=== EXTRACTED ENTRIES ===

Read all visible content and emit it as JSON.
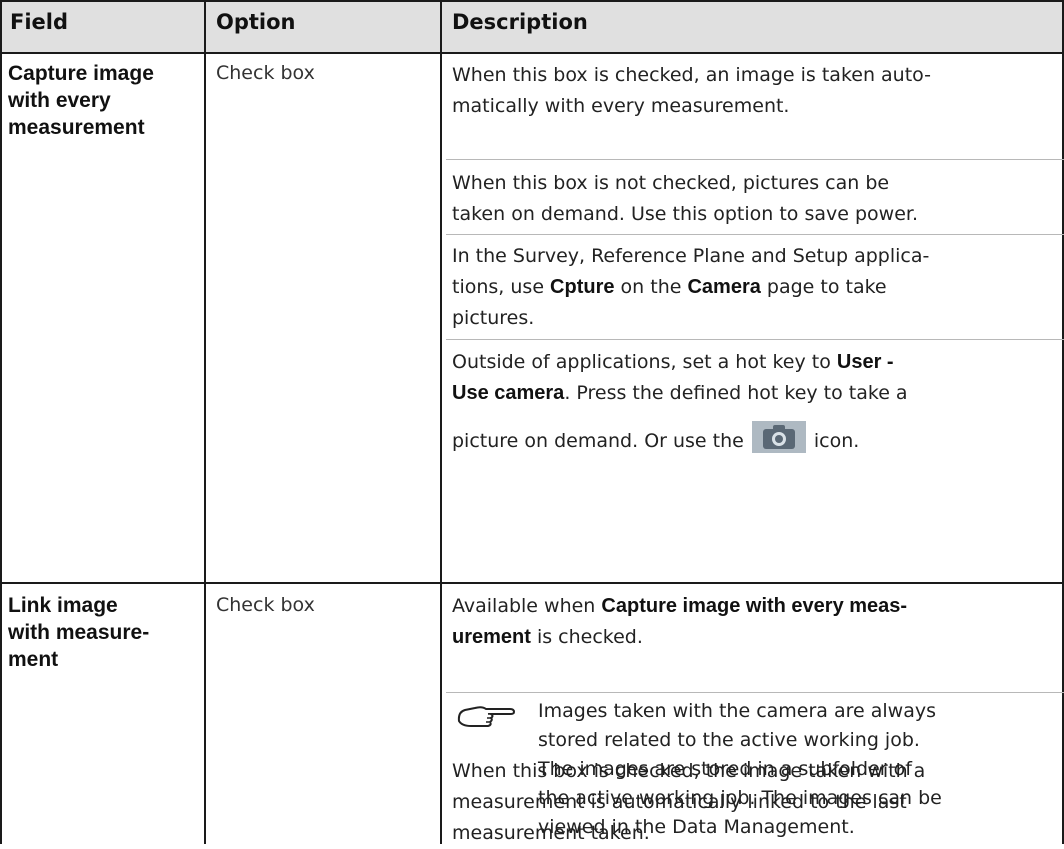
{
  "header": {
    "field": "Field",
    "option": "Option",
    "description": "Description"
  },
  "row1": {
    "field_lines": [
      "Capture image",
      "with every",
      "measurement"
    ],
    "option": "Check box",
    "p1": {
      "text": "When this box is checked, an image is taken automatically with every measurement.",
      "l1": "When this box is checked, an image is taken auto-",
      "l2": "matically with every measurement."
    },
    "p2": {
      "l1": "When this box is not checked, pictures can be",
      "l2": "taken on demand. Use this option to save power."
    },
    "p3": {
      "l1": "In the Survey, Reference Plane and Setup applica-",
      "l2_a": "tions, use ",
      "l2_b1": "Cpture",
      "l2_c": " on the ",
      "l2_b2": "Camera",
      "l2_d": " page to take",
      "l3": "pictures."
    },
    "p4": {
      "l1_a": "Outside of applications, set a hot key to ",
      "l1_b": "User -",
      "l2_b": "Use camera",
      "l2_c": ". Press the defined hot key to take a",
      "l3_a": "picture on demand. Or use the",
      "l3_b": "icon."
    },
    "note": {
      "icon": "pointing-hand-icon",
      "lines": [
        "Images taken with the camera are always",
        "stored related to the active working job.",
        "The images are stored in a subfolder of",
        "the active working job. The images can be",
        "viewed in the Data Management."
      ]
    },
    "camera_icon": "camera-icon"
  },
  "row2": {
    "field_lines": [
      "Link image",
      "with measure-",
      "ment"
    ],
    "option": "Check box",
    "p1": {
      "l1_a": "Available when ",
      "l1_b": "Capture image with every meas-",
      "l2_b": "urement",
      "l2_c": " is checked."
    },
    "p2": {
      "l1": "When this box is checked, the image taken with a",
      "l2": "measurement is automatically linked to the last",
      "l3": "measurement taken."
    }
  },
  "colors": {
    "header_bg": "#e0e0e0",
    "rule": "#1a1a1a",
    "separator": "#b8b8b8",
    "camera_icon_bg": "#aeb9c2"
  }
}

===

SHORT TASK: Gather each line in the data that holds the string "active".

WRITTEN SOLUTION:
        "stored related to the active working job.",
        "the active working job. The images can be",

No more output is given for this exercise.